Exercise
Your task is to print every entry below exactly as given.

(Stored entries)
----------------

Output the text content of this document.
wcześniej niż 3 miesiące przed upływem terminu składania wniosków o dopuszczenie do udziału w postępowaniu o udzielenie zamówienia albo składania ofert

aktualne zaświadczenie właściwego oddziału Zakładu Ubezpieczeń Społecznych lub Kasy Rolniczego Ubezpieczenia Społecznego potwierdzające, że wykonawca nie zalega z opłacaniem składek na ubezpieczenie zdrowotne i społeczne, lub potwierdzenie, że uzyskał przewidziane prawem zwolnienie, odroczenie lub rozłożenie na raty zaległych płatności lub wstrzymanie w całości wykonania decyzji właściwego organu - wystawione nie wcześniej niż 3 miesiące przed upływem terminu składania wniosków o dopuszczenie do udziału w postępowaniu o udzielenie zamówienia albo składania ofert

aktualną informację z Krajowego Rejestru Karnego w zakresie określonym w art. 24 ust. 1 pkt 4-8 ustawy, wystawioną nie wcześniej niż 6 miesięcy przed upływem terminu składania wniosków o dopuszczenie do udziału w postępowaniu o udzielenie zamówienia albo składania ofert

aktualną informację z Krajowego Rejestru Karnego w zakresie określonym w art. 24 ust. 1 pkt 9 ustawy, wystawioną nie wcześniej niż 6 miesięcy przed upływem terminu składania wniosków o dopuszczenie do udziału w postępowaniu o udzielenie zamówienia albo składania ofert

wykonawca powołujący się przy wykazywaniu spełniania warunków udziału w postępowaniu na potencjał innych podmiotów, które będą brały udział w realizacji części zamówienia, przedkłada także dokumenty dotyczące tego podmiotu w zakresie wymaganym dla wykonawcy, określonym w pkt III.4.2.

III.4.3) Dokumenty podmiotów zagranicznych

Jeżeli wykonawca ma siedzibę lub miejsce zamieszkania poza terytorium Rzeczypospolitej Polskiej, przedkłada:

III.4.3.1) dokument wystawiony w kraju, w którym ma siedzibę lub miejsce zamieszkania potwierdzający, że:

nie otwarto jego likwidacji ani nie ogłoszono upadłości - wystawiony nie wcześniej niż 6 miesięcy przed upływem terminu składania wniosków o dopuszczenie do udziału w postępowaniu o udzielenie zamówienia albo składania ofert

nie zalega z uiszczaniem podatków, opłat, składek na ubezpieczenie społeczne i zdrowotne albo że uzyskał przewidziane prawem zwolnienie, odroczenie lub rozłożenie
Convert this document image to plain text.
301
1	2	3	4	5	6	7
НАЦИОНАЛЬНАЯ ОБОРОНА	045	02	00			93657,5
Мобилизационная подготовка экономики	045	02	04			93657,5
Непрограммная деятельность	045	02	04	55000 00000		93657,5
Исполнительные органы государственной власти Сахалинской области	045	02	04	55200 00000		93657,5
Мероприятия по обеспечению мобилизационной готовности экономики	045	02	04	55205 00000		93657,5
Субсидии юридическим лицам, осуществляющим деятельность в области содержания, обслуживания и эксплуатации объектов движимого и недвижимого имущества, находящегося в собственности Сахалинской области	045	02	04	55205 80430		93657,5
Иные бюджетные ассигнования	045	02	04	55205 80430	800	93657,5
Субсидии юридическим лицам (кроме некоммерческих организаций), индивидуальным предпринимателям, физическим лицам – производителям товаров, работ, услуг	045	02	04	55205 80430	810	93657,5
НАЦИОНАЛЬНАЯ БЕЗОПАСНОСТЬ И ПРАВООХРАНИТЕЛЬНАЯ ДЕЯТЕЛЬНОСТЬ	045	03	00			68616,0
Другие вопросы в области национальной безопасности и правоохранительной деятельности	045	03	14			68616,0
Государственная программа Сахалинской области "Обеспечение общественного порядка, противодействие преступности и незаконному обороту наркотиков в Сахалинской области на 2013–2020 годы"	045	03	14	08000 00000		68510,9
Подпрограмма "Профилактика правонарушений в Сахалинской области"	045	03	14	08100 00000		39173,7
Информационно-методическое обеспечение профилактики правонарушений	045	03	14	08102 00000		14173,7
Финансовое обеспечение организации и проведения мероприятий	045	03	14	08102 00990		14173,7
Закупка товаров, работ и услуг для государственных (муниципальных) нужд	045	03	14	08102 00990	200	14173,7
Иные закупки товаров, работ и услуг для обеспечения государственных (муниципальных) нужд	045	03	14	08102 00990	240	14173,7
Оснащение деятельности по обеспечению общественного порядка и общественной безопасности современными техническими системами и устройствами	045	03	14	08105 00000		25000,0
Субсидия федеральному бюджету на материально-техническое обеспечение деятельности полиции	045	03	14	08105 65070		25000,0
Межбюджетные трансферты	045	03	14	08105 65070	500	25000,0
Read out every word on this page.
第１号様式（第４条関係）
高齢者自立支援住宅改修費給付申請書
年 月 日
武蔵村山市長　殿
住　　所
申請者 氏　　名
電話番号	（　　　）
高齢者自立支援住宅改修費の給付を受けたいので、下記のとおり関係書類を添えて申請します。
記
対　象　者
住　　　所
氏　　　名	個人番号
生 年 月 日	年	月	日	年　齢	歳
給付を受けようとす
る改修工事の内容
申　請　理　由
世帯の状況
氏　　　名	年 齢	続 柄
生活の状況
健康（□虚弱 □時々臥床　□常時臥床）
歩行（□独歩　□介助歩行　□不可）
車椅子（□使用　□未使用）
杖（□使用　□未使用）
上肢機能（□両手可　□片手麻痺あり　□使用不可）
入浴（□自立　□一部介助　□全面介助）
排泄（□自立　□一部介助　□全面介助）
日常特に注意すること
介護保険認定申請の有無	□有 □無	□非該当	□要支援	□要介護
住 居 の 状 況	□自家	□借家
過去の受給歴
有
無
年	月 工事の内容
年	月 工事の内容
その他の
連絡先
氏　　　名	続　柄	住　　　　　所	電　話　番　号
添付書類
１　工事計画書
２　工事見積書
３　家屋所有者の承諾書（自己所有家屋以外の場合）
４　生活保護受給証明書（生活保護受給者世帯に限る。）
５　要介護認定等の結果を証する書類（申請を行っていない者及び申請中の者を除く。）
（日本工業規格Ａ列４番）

----------------

Solved problem
Output the text content of this document.
wcześniej niż 3 miesiące przed upływem terminu składania wniosków o dopuszczenie do udziału w postępowaniu o udzielenie zamówienia albo składania ofert

aktualne zaświadczenie właściwego oddziału Zakładu Ubezpieczeń Społecznych lub Kasy Rolniczego Ubezpieczenia Społecznego potwierdzające, że wykonawca nie zalega z opłacaniem składek na ubezpieczenie zdrowotne i społeczne, lub potwierdzenie, że uzyskał przewidziane prawem zwolnienie, odroczenie lub rozłożenie na raty zaległych płatności lub wstrzymanie w całości wykonania decyzji właściwego organu - wystawione nie wcześniej niż 3 miesiące przed upływem terminu składania wniosków o dopuszczenie do udziału w postępowaniu o udzielenie zamówienia albo składania ofert

aktualną informację z Krajowego Rejestru Karnego w zakresie określonym w art. 24 ust. 1 pkt 4-8 ustawy, wystawioną nie wcześniej niż 6 miesięcy przed upływem terminu składania wniosków o dopuszczenie do udziału w postępowaniu o udzielenie zamówienia albo składania ofert

aktualną informację z Krajowego Rejestru Karnego w zakresie określonym w art. 24 ust. 1 pkt 9 ustawy, wystawioną nie wcześniej niż 6 miesięcy przed upływem terminu składania wniosków o dopuszczenie do udziału w postępowaniu o udzielenie zamówienia albo składania ofert

wykonawca powołujący się przy wykazywaniu spełniania warunków udziału w postępowaniu na potencjał innych podmiotów, które będą brały udział w realizacji części zamówienia, przedkłada także dokumenty dotyczące tego podmiotu w zakresie wymaganym dla wykonawcy, określonym w pkt III.4.2.

III.4.3) Dokumenty podmiotów zagranicznych

Jeżeli wykonawca ma siedzibę lub miejsce zamieszkania poza terytorium Rzeczypospolitej Polskiej, przedkłada:

III.4.3.1) dokument wystawiony w kraju, w którym ma siedzibę lub miejsce zamieszkania potwierdzający, że:

nie otwarto jego likwidacji ani nie ogłoszono upadłości - wystawiony nie wcześniej niż 6 miesięcy przed upływem terminu składania wniosków o dopuszczenie do udziału w postępowaniu o udzielenie zamówienia albo składania ofert

nie zalega z uiszczaniem podatków, opłat, składek na ubezpieczenie społeczne i zdrowotne albo że uzyskał przewidziane prawem zwolnienie, odroczenie lub rozłożenie
Convert this document image to plain text.
301
1	2	3	4	5	6	7
НАЦИОНАЛЬНАЯ ОБОРОНА	045	02	00			93657,5
Мобилизационная подготовка экономики	045	02	04			93657,5
Непрограммная деятельность	045	02	04	55000 00000		93657,5
Исполнительные органы государственной власти Сахалинской области	045	02	04	55200 00000		93657,5
Мероприятия по обеспечению мобилизационной готовности экономики	045	02	04	55205 00000		93657,5
Субсидии юридическим лицам, осуществляющим деятельность в области содержания, обслуживания и эксплуатации объектов движимого и недвижимого имущества, находящегося в собственности Сахалинской области	045	02	04	55205 80430		93657,5
Иные бюджетные ассигнования	045	02	04	55205 80430	800	93657,5
Субсидии юридическим лицам (кроме некоммерческих организаций), индивидуальным предпринимателям, физическим лицам – производителям товаров, работ, услуг	045	02	04	55205 80430	810	93657,5
НАЦИОНАЛЬНАЯ БЕЗОПАСНОСТЬ И ПРАВООХРАНИТЕЛЬНАЯ ДЕЯТЕЛЬНОСТЬ	045	03	00			68616,0
Другие вопросы в области национальной безопасности и правоохранительной деятельности	045	03	14			68616,0
Государственная программа Сахалинской области "Обеспечение общественного порядка, противодействие преступности и незаконному обороту наркотиков в Сахалинской области на 2013–2020 годы"	045	03	14	08000 00000		68510,9
Подпрограмма "Профилактика правонарушений в Сахалинской области"	045	03	14	08100 00000		39173,7
Информационно-методическое обеспечение профилактики правонарушений	045	03	14	08102 00000		14173,7
Финансовое обеспечение организации и проведения мероприятий	045	03	14	08102 00990		14173,7
Закупка товаров, работ и услуг для государственных (муниципальных) нужд	045	03	14	08102 00990	200	14173,7
Иные закупки товаров, работ и услуг для обеспечения государственных (муниципальных) нужд	045	03	14	08102 00990	240	14173,7
Оснащение деятельности по обеспечению общественного порядка и общественной безопасности современными техническими системами и устройствами	045	03	14	08105 00000		25000,0
Субсидия федеральному бюджету на материально-техническое обеспечение деятельности полиции	045	03	14	08105 65070		25000,0
Межбюджетные трансферты	045	03	14	08105 65070	500	25000,0
Read out every word on this page.
第１号様式（第４条関係）
高齢者自立支援住宅改修費給付申請書
年 月 日
武蔵村山市長　殿
住　　所
申請者 氏　　名
電話番号	（　　　）
高齢者自立支援住宅改修費の給付を受けたいので、下記のとおり関係書類を添えて申請します。
記
対　象　者
住　　　所
氏　　　名	個人番号
生 年 月 日	年	月	日	年　齢	歳
給付を受けようとす
る改修工事の内容
申　請　理　由
世帯の状況
氏　　　名	年 齢	続 柄
生活の状況
健康（□虚弱 □時々臥床　□常時臥床）
歩行（□独歩　□介助歩行　□不可）
車椅子（□使用　□未使用）
杖（□使用　□未使用）
上肢機能（□両手可　□片手麻痺あり　□使用不可）
入浴（□自立　□一部介助　□全面介助）
排泄（□自立　□一部介助　□全面介助）
日常特に注意すること
介護保険認定申請の有無	□有 □無	□非該当	□要支援	□要介護
住 居 の 状 況	□自家	□借家
過去の受給歴
有
無
年	月 工事の内容
年	月 工事の内容
その他の
連絡先
氏　　　名	続　柄	住　　　　　所	電　話　番　号
添付書類
１　工事計画書
２　工事見積書
３　家屋所有者の承諾書（自己所有家屋以外の場合）
４　生活保護受給証明書（生活保護受給者世帯に限る。）
５　要介護認定等の結果を証する書類（申請を行っていない者及び申請中の者を除く。）
（日本工業規格Ａ列４番）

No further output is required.